_Written task_
Give back the full listing verbatim, apart from its images.

_Given records_

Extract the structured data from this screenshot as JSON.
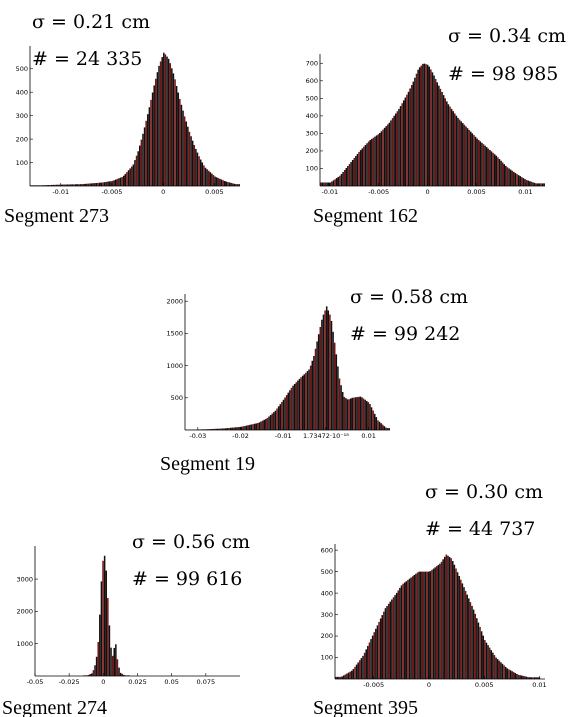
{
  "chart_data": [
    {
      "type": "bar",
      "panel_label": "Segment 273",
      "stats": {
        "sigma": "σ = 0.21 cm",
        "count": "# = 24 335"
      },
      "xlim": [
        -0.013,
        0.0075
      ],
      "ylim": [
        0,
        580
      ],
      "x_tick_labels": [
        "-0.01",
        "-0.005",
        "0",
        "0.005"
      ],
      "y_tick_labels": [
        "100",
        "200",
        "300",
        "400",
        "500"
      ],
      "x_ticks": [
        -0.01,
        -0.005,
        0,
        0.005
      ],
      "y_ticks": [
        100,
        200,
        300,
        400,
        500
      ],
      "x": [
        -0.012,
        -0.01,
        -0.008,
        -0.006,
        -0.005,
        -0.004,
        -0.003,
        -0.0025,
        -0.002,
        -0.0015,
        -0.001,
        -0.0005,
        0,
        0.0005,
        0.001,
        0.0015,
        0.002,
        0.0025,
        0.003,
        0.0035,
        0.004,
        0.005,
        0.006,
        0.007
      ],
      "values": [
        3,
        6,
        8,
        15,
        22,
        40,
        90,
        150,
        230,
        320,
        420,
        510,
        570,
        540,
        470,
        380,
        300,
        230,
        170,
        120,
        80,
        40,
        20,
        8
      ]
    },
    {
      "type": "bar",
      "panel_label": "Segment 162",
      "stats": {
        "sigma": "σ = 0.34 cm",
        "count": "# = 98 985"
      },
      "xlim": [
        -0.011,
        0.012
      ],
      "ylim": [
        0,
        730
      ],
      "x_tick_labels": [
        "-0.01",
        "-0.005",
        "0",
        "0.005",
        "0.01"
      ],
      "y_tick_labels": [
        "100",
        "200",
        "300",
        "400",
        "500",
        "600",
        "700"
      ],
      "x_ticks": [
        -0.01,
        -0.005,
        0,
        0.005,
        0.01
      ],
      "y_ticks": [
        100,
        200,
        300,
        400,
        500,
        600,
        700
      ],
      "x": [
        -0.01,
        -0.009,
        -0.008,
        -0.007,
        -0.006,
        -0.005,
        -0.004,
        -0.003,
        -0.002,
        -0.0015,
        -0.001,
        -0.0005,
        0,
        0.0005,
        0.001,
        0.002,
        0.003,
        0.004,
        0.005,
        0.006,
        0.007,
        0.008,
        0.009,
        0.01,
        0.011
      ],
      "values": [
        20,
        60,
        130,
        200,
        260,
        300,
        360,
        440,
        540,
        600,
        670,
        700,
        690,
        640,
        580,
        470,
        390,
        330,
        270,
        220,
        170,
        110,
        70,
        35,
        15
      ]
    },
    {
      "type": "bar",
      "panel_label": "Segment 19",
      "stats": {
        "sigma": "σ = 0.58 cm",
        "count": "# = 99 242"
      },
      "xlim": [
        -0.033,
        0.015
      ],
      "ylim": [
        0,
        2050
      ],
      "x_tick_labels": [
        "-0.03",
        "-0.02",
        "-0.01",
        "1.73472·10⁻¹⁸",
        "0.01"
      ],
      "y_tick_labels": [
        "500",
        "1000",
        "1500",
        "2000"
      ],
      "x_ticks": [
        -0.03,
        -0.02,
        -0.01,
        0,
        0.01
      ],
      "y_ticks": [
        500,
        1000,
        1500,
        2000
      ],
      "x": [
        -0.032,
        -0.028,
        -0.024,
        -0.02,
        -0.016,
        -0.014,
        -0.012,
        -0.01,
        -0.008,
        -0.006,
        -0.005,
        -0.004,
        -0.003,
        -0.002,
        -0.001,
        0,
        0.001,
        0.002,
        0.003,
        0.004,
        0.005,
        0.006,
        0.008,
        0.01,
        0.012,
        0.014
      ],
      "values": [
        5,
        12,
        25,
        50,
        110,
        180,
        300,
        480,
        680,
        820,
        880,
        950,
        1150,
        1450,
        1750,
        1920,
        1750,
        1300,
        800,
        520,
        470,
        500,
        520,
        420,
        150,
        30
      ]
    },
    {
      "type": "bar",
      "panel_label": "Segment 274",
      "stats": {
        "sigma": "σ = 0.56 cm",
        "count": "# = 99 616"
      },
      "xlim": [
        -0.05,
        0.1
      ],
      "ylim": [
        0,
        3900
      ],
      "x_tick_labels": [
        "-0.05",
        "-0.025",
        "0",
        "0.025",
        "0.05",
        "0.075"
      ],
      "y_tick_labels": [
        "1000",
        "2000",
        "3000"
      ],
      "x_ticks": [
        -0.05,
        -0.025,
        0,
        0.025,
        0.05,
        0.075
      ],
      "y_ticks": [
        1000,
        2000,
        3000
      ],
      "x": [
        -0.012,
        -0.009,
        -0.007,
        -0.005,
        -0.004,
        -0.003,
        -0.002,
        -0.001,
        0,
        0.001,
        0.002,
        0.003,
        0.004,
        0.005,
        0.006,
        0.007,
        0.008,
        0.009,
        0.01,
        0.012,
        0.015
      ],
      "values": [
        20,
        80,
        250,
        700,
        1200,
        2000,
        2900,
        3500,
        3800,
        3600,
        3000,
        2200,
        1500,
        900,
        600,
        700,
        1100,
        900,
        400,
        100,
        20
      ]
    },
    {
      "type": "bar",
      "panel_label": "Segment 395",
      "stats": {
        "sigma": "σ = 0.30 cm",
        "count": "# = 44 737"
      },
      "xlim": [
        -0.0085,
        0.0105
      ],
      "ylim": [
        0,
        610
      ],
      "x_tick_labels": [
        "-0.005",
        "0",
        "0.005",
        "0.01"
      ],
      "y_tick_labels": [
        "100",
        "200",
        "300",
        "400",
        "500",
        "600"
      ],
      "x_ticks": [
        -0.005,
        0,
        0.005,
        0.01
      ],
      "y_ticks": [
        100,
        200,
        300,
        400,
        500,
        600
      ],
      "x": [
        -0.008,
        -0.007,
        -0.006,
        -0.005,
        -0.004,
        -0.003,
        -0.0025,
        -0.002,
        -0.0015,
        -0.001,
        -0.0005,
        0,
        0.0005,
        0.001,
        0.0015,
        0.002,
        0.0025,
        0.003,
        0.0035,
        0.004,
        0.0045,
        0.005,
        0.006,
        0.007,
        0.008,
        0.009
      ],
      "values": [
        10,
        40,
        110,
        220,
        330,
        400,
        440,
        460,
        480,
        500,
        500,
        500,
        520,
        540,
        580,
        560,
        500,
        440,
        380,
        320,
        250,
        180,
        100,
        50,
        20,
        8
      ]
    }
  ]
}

_Exercise output_
Extract the structured data from this screenshot as JSON.
{
  "chart_data": [
    {
      "type": "bar",
      "panel_label": "Segment 273",
      "stats": {
        "sigma": "σ = 0.21 cm",
        "count": "# = 24 335"
      },
      "xlim": [
        -0.013,
        0.0075
      ],
      "ylim": [
        0,
        580
      ],
      "x_tick_labels": [
        "-0.01",
        "-0.005",
        "0",
        "0.005"
      ],
      "y_tick_labels": [
        "100",
        "200",
        "300",
        "400",
        "500"
      ],
      "x_ticks": [
        -0.01,
        -0.005,
        0,
        0.005
      ],
      "y_ticks": [
        100,
        200,
        300,
        400,
        500
      ],
      "x": [
        -0.012,
        -0.01,
        -0.008,
        -0.006,
        -0.005,
        -0.004,
        -0.003,
        -0.0025,
        -0.002,
        -0.0015,
        -0.001,
        -0.0005,
        0,
        0.0005,
        0.001,
        0.0015,
        0.002,
        0.0025,
        0.003,
        0.0035,
        0.004,
        0.005,
        0.006,
        0.007
      ],
      "values": [
        3,
        6,
        8,
        15,
        22,
        40,
        90,
        150,
        230,
        320,
        420,
        510,
        570,
        540,
        470,
        380,
        300,
        230,
        170,
        120,
        80,
        40,
        20,
        8
      ]
    },
    {
      "type": "bar",
      "panel_label": "Segment 162",
      "stats": {
        "sigma": "σ = 0.34 cm",
        "count": "# = 98 985"
      },
      "xlim": [
        -0.011,
        0.012
      ],
      "ylim": [
        0,
        730
      ],
      "x_tick_labels": [
        "-0.01",
        "-0.005",
        "0",
        "0.005",
        "0.01"
      ],
      "y_tick_labels": [
        "100",
        "200",
        "300",
        "400",
        "500",
        "600",
        "700"
      ],
      "x_ticks": [
        -0.01,
        -0.005,
        0,
        0.005,
        0.01
      ],
      "y_ticks": [
        100,
        200,
        300,
        400,
        500,
        600,
        700
      ],
      "x": [
        -0.01,
        -0.009,
        -0.008,
        -0.007,
        -0.006,
        -0.005,
        -0.004,
        -0.003,
        -0.002,
        -0.0015,
        -0.001,
        -0.0005,
        0,
        0.0005,
        0.001,
        0.002,
        0.003,
        0.004,
        0.005,
        0.006,
        0.007,
        0.008,
        0.009,
        0.01,
        0.011
      ],
      "values": [
        20,
        60,
        130,
        200,
        260,
        300,
        360,
        440,
        540,
        600,
        670,
        700,
        690,
        640,
        580,
        470,
        390,
        330,
        270,
        220,
        170,
        110,
        70,
        35,
        15
      ]
    },
    {
      "type": "bar",
      "panel_label": "Segment 19",
      "stats": {
        "sigma": "σ = 0.58 cm",
        "count": "# = 99 242"
      },
      "xlim": [
        -0.033,
        0.015
      ],
      "ylim": [
        0,
        2050
      ],
      "x_tick_labels": [
        "-0.03",
        "-0.02",
        "-0.01",
        "1.73472·10⁻¹⁸",
        "0.01"
      ],
      "y_tick_labels": [
        "500",
        "1000",
        "1500",
        "2000"
      ],
      "x_ticks": [
        -0.03,
        -0.02,
        -0.01,
        0,
        0.01
      ],
      "y_ticks": [
        500,
        1000,
        1500,
        2000
      ],
      "x": [
        -0.032,
        -0.028,
        -0.024,
        -0.02,
        -0.016,
        -0.014,
        -0.012,
        -0.01,
        -0.008,
        -0.006,
        -0.005,
        -0.004,
        -0.003,
        -0.002,
        -0.001,
        0,
        0.001,
        0.002,
        0.003,
        0.004,
        0.005,
        0.006,
        0.008,
        0.01,
        0.012,
        0.014
      ],
      "values": [
        5,
        12,
        25,
        50,
        110,
        180,
        300,
        480,
        680,
        820,
        880,
        950,
        1150,
        1450,
        1750,
        1920,
        1750,
        1300,
        800,
        520,
        470,
        500,
        520,
        420,
        150,
        30
      ]
    },
    {
      "type": "bar",
      "panel_label": "Segment 274",
      "stats": {
        "sigma": "σ = 0.56 cm",
        "count": "# = 99 616"
      },
      "xlim": [
        -0.05,
        0.1
      ],
      "ylim": [
        0,
        3900
      ],
      "x_tick_labels": [
        "-0.05",
        "-0.025",
        "0",
        "0.025",
        "0.05",
        "0.075"
      ],
      "y_tick_labels": [
        "1000",
        "2000",
        "3000"
      ],
      "x_ticks": [
        -0.05,
        -0.025,
        0,
        0.025,
        0.05,
        0.075
      ],
      "y_ticks": [
        1000,
        2000,
        3000
      ],
      "x": [
        -0.012,
        -0.009,
        -0.007,
        -0.005,
        -0.004,
        -0.003,
        -0.002,
        -0.001,
        0,
        0.001,
        0.002,
        0.003,
        0.004,
        0.005,
        0.006,
        0.007,
        0.008,
        0.009,
        0.01,
        0.012,
        0.015
      ],
      "values": [
        20,
        80,
        250,
        700,
        1200,
        2000,
        2900,
        3500,
        3800,
        3600,
        3000,
        2200,
        1500,
        900,
        600,
        700,
        1100,
        900,
        400,
        100,
        20
      ]
    },
    {
      "type": "bar",
      "panel_label": "Segment 395",
      "stats": {
        "sigma": "σ = 0.30 cm",
        "count": "# = 44 737"
      },
      "xlim": [
        -0.0085,
        0.0105
      ],
      "ylim": [
        0,
        610
      ],
      "x_tick_labels": [
        "-0.005",
        "0",
        "0.005",
        "0.01"
      ],
      "y_tick_labels": [
        "100",
        "200",
        "300",
        "400",
        "500",
        "600"
      ],
      "x_ticks": [
        -0.005,
        0,
        0.005,
        0.01
      ],
      "y_ticks": [
        100,
        200,
        300,
        400,
        500,
        600
      ],
      "x": [
        -0.008,
        -0.007,
        -0.006,
        -0.005,
        -0.004,
        -0.003,
        -0.0025,
        -0.002,
        -0.0015,
        -0.001,
        -0.0005,
        0,
        0.0005,
        0.001,
        0.0015,
        0.002,
        0.0025,
        0.003,
        0.0035,
        0.004,
        0.0045,
        0.005,
        0.006,
        0.007,
        0.008,
        0.009
      ],
      "values": [
        10,
        40,
        110,
        220,
        330,
        400,
        440,
        460,
        480,
        500,
        500,
        500,
        520,
        540,
        580,
        560,
        500,
        440,
        380,
        320,
        250,
        180,
        100,
        50,
        20,
        8
      ]
    }
  ]
}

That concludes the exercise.